→ **GOAL**
Identify each line holding the string "iiMedia" and copy it.

→ **INPUT**
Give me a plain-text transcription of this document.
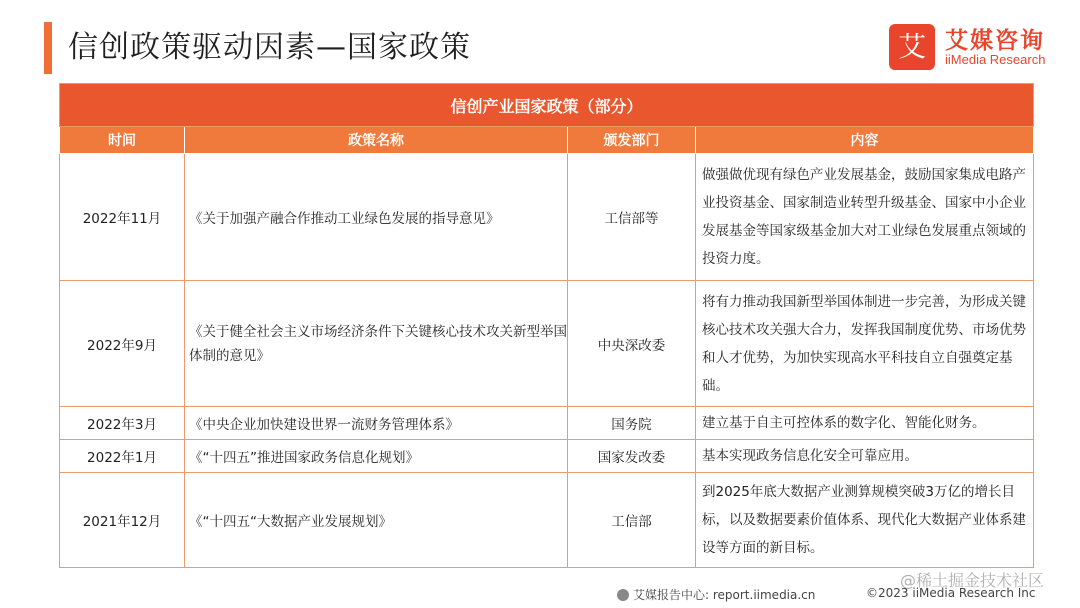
信创政策驱动因素—国家政策	艾 艾媒咨询
iiMedia Research
信创产业国家政策（部分）			
时间	政策名称	颁发部门	内容
2022年11月	《关于加强产融合作推动工业绿色发展的指导意见》	工信部等	做强做优现有绿色产业发展基金，鼓励国家集成电路产业投资基金、国家制造业转型升级基金、国家中小企业发展基金等国家级基金加大对工业绿色发展重点领域的投资力度。
2022年9月	《关于健全社会主义市场经济条件下关键核心技术攻关新型举国体制的意见》	中央深改委	将有力推动我国新型举国体制进一步完善，为形成关键核心技术攻关强大合力，发挥我国制度优势、市场优势和人才优势，为加快实现高水平科技自立自强奠定基础。
2022年3月	《中央企业加快建设世界一流财务管理体系》	国务院	建立基于自主可控体系的数字化、智能化财务。
2022年1月	《“十四五”推进国家政务信息化规划》	国家发改委	基本实现政务信息化安全可靠应用。
2021年12月	《“十四五“大数据产业发展规划》	工信部	到2025年底大数据产业测算规模突破3万亿的增长目标，以及数据要素价值体系、现代化大数据产业体系建设等方面的新目标。
@稀土掘金技术社区
艾媒报告中心: report.iimedia.cn	©2023 iiMedia Research Inc
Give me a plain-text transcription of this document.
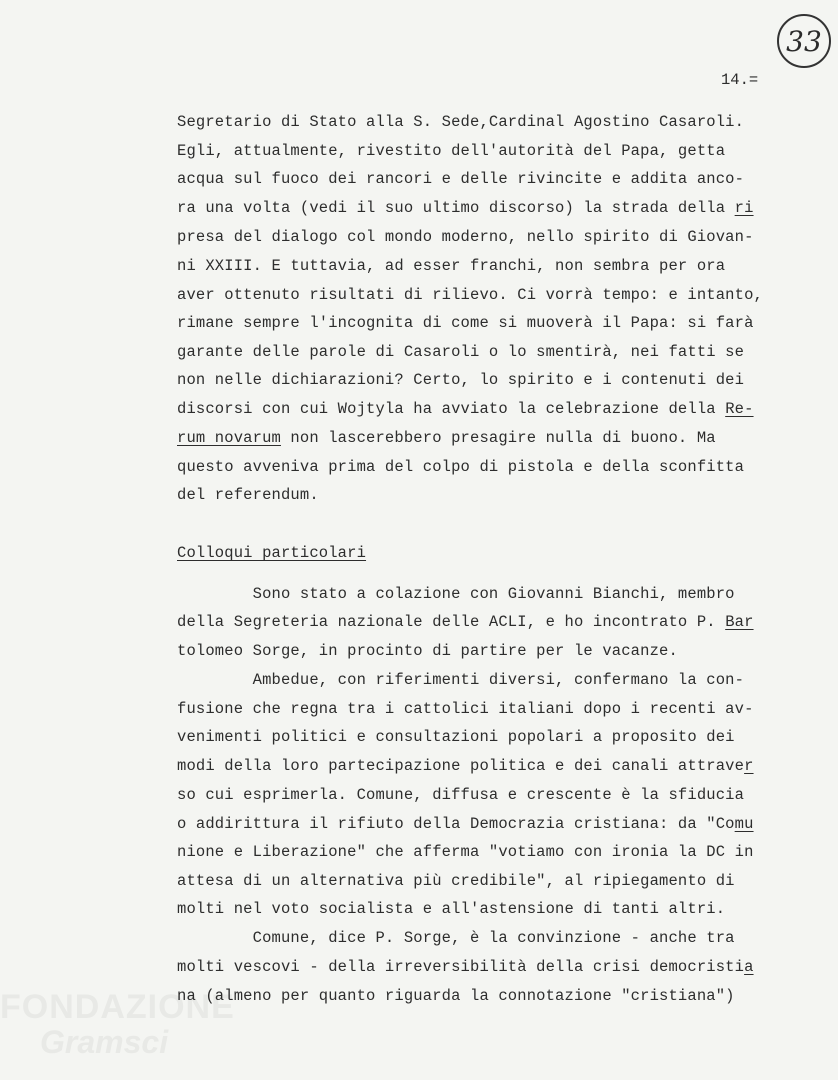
FONDAZIONE
Gramsci
33
14.=
Segretario di Stato alla S. Sede,Cardinal Agostino Casaroli.
Egli, attualmente, rivestito dell'autorità del Papa, getta
acqua sul fuoco dei rancori e delle rivincite e addita anco-
ra una volta (vedi il suo ultimo discorso) la strada della ri
presa del dialogo col mondo moderno, nello spirito di Giovan-
ni XXIII. E tuttavia, ad esser franchi, non sembra per ora
aver ottenuto risultati di rilievo. Ci vorrà tempo: e intanto,
rimane sempre l'incognita di come si muoverà il Papa: si farà
garante delle parole di Casaroli o lo smentirà, nei fatti se
non nelle dichiarazioni? Certo, lo spirito e i contenuti dei
discorsi con cui Wojtyla ha avviato la celebrazione della Re-
rum novarum non lascerebbero presagire nulla di buono. Ma
questo avveniva prima del colpo di pistola e della sconfitta
del referendum.
Colloqui particolari
Sono stato a colazione con Giovanni Bianchi, membro
della Segreteria nazionale delle ACLI, e ho incontrato P. Bar
tolomeo Sorge, in procinto di partire per le vacanze.
Ambedue, con riferimenti diversi, confermano la con-
fusione che regna tra i cattolici italiani dopo i recenti av-
venimenti politici e consultazioni popolari a proposito dei
modi della loro partecipazione politica e dei canali attraver
so cui esprimerla. Comune, diffusa e crescente è la sfiducia
o addirittura il rifiuto della Democrazia cristiana: da "Comu
nione e Liberazione" che afferma "votiamo con ironia la DC in
attesa di un alternativa più credibile", al ripiegamento di
molti nel voto socialista e all'astensione di tanti altri.
Comune, dice P. Sorge, è la convinzione - anche tra
molti vescovi - della irreversibilità della crisi democristia
na (almeno per quanto riguarda la connotazione "cristiana")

→ **TASK RESPONSE**
iiMedia Research
艾媒报告中心: report.iimedia.cn	©2023 iiMedia Research Inc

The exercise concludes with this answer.